* Task to carry out
Search the records for "drawings". Copy every line where it appears.

* Data entries

*****

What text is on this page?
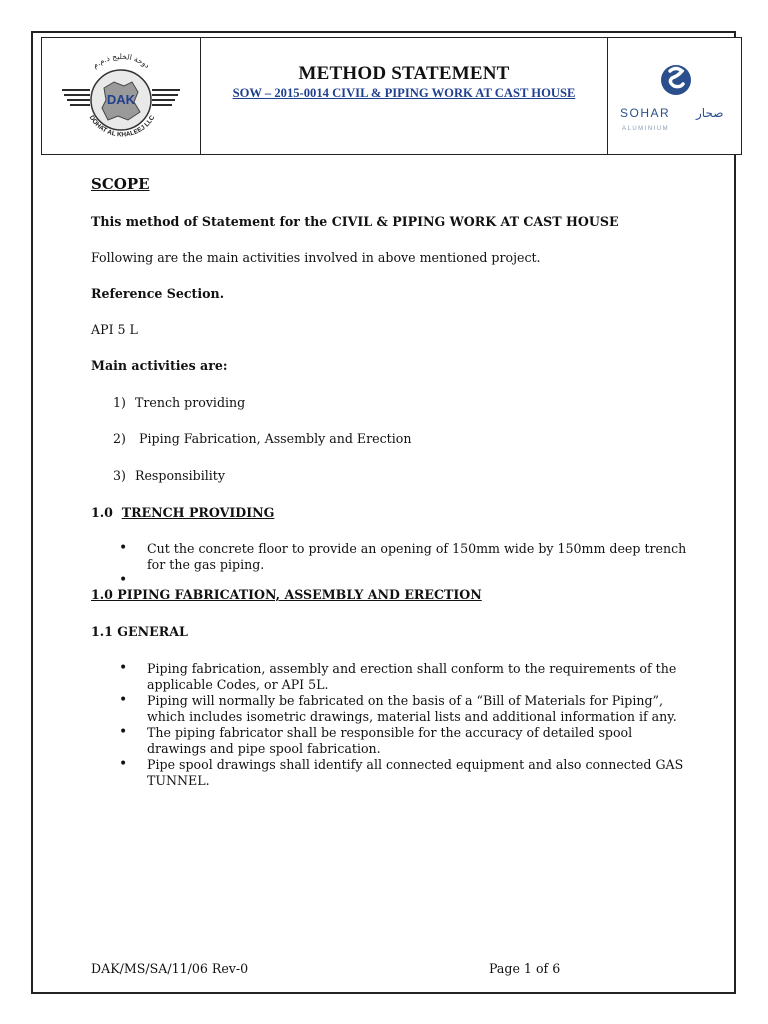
DAK
دوحة الخليج ذ.م.م
DOHAT AL KHALEEJ LLC
METHOD STATEMENT
SOW – 2015-0014 CIVIL & PIPING WORK AT CAST HOUSE
SOHAR صحار
ALUMINIUM

SCOPE

This method of Statement for the CIVIL & PIPING WORK AT CAST HOUSE

Following are the main activities involved in above mentioned project.

Reference Section.

API 5 L

Main activities are:

1) Trench providing
2) Piping Fabrication, Assembly and Erection
3) Responsibility

1.0 TRENCH PROVIDING

• Cut the concrete floor to provide an opening of 150mm wide by 150mm deep trench for the gas piping.
•

1.0 PIPING FABRICATION, ASSEMBLY AND ERECTION

1.1 GENERAL

• Piping fabrication, assembly and erection shall conform to the requirements of the applicable Codes, or API 5L.
• Piping will normally be fabricated on the basis of a “Bill of Materials for Piping”, which includes isometric drawings, material lists and additional information if any.
• The piping fabricator shall be responsible for the accuracy of detailed spool drawings and pipe spool fabrication.
• Pipe spool drawings shall identify all connected equipment and also connected GAS TUNNEL.
DAK/MS/SA/11/06 Rev-0	Page 1 of 6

*****

* The output
• Piping will normally be fabricated on the basis of a “Bill of Materials for Piping”, which includes isometric drawings, material lists and additional information if any.
• The piping fabricator shall be responsible for the accuracy of detailed spool drawings and pipe spool fabrication.
• Pipe spool drawings shall identify all connected equipment and also connected GAS TUNNEL.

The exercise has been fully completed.